### WHAT TO PRODUCE
What do the lines say from the one containing "Transcribe this image's" to the end of the records? Restate them word for word, and only those.

start SOURCE MATERIAL

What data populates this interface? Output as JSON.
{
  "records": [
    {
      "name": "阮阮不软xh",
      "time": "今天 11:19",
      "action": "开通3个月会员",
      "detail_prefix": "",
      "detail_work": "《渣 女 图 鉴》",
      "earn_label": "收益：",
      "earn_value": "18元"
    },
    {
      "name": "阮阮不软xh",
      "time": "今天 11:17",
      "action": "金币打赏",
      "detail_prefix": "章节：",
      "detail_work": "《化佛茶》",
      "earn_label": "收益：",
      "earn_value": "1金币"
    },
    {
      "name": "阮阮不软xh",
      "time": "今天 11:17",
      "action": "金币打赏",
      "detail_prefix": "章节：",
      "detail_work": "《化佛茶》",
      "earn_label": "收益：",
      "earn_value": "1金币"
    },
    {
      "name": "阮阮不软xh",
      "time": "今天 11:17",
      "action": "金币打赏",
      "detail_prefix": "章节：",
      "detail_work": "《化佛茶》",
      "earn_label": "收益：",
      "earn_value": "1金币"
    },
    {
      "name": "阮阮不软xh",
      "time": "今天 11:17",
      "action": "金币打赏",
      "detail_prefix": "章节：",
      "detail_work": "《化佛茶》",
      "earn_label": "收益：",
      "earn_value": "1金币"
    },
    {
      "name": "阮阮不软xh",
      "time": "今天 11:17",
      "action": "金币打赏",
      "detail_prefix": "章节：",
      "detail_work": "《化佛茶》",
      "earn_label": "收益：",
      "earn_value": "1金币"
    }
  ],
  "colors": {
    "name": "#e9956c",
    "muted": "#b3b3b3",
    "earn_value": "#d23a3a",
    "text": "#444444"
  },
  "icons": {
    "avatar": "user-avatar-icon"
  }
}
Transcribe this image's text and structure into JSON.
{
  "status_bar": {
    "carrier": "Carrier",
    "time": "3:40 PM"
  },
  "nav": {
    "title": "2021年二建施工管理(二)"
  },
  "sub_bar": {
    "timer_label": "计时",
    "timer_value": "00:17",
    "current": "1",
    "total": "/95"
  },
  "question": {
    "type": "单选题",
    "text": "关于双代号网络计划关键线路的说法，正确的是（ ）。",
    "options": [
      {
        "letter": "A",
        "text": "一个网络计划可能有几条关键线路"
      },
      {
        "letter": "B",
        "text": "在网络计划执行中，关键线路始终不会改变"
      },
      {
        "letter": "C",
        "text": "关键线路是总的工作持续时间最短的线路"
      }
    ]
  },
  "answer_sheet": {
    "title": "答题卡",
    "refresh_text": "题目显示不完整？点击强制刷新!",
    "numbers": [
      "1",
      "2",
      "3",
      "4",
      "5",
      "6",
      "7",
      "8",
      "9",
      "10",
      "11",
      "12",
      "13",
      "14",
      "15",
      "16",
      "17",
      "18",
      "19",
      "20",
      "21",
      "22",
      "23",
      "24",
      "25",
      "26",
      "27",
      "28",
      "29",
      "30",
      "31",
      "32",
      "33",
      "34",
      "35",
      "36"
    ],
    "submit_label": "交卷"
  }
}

end SOURCE MATERIAL

### EXERCISE RESULT
Transcribe this image's text and structure into JSON.
{
  "status_bar": {
    "carrier": "Carrier",
    "time": "3:40 PM"
  },
  "nav": {
    "title": "2021年二建施工管理(二)"
  },
  "sub_bar": {
    "timer_label": "计时",
    "timer_value": "00:17",
    "current": "1",
    "total": "/95"
  },
  "question": {
    "type": "单选题",
    "text": "关于双代号网络计划关键线路的说法，正确的是（ ）。",
    "options": [
      {
        "letter": "A",
        "text": "一个网络计划可能有几条关键线路"
      },
      {
        "letter": "B",
        "text": "在网络计划执行中，关键线路始终不会改变"
      },
      {
        "letter": "C",
        "text": "关键线路是总的工作持续时间最短的线路"
      }
    ]
  },
  "answer_sheet": {
    "title": "答题卡",
    "refresh_text": "题目显示不完整？点击强制刷新!",
    "numbers": [
      "1",
      "2",
      "3",
      "4",
      "5",
      "6",
      "7",
      "8",
      "9",
      "10",
      "11",
      "12",
      "13",
      "14",
      "15",
      "16",
      "17",
      "18",
      "19",
      "20",
      "21",
      "22",
      "23",
      "24",
      "25",
      "26",
      "27",
      "28",
      "29",
      "30",
      "31",
      "32",
      "33",
      "34",
      "35",
      "36"
    ],
    "submit_label": "交卷"
  }
}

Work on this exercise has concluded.